>> begin Provided information

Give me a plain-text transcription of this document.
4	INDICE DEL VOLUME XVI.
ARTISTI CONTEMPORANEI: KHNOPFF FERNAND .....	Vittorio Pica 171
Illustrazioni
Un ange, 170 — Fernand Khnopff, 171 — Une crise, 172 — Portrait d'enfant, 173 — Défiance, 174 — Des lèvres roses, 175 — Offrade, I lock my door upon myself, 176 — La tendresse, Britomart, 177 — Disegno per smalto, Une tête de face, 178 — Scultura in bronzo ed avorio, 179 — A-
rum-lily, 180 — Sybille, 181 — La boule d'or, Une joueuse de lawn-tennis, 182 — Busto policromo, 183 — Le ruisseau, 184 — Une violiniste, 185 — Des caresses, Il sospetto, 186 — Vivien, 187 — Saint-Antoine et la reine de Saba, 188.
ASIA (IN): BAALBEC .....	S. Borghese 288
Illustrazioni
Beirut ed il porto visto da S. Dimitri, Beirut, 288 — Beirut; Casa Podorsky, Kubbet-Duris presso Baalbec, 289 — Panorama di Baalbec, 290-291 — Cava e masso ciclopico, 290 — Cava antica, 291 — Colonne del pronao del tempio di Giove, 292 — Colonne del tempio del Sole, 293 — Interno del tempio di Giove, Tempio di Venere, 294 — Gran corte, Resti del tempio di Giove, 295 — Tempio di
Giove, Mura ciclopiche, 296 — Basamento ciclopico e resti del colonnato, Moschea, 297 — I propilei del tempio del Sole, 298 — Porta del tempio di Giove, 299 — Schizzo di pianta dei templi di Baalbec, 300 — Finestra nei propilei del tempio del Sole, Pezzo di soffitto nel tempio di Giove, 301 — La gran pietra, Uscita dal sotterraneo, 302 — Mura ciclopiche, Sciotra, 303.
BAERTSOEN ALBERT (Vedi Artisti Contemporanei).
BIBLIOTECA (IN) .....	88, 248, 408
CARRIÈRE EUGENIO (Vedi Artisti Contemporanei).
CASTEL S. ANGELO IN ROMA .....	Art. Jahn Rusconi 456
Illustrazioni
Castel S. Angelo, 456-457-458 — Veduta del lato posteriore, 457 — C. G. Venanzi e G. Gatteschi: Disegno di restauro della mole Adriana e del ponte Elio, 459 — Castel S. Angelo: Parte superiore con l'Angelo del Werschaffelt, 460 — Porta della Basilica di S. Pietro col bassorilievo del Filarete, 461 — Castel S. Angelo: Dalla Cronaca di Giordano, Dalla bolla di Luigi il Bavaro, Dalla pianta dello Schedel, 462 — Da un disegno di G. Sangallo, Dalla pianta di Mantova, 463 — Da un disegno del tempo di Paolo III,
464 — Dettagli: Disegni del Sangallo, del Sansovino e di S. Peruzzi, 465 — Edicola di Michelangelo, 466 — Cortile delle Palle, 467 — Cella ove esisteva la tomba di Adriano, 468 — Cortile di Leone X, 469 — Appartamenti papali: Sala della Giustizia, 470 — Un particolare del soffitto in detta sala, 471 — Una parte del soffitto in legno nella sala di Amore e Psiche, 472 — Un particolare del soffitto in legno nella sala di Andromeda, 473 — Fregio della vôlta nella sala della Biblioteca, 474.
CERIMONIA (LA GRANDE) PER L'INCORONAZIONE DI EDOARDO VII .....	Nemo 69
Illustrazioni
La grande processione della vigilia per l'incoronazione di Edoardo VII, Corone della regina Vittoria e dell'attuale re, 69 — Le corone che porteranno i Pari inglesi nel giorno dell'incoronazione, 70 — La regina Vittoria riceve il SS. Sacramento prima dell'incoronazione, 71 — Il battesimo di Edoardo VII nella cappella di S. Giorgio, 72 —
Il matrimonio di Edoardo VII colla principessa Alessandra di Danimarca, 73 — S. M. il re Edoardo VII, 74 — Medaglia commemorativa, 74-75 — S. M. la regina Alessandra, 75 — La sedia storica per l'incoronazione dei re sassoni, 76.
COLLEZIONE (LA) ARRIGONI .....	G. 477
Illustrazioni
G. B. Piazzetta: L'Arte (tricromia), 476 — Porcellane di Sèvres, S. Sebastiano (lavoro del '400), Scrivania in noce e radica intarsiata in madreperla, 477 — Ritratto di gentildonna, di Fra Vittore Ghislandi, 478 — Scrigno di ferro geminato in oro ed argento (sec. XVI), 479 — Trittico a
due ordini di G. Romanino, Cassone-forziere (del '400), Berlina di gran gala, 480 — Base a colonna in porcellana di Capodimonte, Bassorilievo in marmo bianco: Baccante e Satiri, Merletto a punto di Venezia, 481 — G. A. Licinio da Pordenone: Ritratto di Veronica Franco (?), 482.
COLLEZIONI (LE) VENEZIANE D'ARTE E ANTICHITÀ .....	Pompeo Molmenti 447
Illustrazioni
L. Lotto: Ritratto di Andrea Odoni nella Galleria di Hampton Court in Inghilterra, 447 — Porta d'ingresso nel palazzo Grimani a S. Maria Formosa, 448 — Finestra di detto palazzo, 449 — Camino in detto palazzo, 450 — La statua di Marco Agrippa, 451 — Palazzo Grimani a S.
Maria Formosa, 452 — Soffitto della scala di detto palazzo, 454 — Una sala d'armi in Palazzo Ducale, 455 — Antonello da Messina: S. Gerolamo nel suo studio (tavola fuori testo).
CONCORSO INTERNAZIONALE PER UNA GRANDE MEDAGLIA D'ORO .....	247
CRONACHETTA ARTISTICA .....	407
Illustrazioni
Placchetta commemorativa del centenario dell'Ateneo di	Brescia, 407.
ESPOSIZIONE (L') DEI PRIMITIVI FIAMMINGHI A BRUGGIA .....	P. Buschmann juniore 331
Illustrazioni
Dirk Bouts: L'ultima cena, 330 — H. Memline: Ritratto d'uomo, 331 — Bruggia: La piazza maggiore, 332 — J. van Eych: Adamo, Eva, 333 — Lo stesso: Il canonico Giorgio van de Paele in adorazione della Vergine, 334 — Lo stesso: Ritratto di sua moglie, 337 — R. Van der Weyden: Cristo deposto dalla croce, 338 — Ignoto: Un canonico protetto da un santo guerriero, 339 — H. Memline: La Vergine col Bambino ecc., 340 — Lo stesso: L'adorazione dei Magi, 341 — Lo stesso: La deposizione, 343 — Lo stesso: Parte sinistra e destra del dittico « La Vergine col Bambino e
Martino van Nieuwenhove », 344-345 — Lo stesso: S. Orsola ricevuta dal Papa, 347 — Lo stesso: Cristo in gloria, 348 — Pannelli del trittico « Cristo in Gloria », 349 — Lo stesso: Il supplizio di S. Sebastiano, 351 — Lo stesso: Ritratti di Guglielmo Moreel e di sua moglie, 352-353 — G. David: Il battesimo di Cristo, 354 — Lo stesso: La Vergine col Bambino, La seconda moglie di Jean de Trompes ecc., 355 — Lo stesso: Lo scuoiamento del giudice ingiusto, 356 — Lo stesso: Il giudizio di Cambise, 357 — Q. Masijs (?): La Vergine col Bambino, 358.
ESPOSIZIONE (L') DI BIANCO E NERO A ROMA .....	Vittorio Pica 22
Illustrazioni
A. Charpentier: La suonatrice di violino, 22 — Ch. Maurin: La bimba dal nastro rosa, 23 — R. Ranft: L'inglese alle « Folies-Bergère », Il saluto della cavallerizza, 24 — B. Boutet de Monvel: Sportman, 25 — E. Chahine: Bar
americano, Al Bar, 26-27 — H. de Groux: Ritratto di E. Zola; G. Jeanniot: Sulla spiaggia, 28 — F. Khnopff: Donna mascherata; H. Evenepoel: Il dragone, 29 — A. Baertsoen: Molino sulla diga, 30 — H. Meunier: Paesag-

>> end Provided information

» Given exercise
Pull out all lines of the data with the string "ESPOSIZIONE".

» Solved problem
ESPOSIZIONE (L') DEI PRIMITIVI FIAMMINGHI A BRUGGIA .....	P. Buschmann juniore 331
ESPOSIZIONE (L') DI BIANCO E NERO A ROMA .....	Vittorio Pica 22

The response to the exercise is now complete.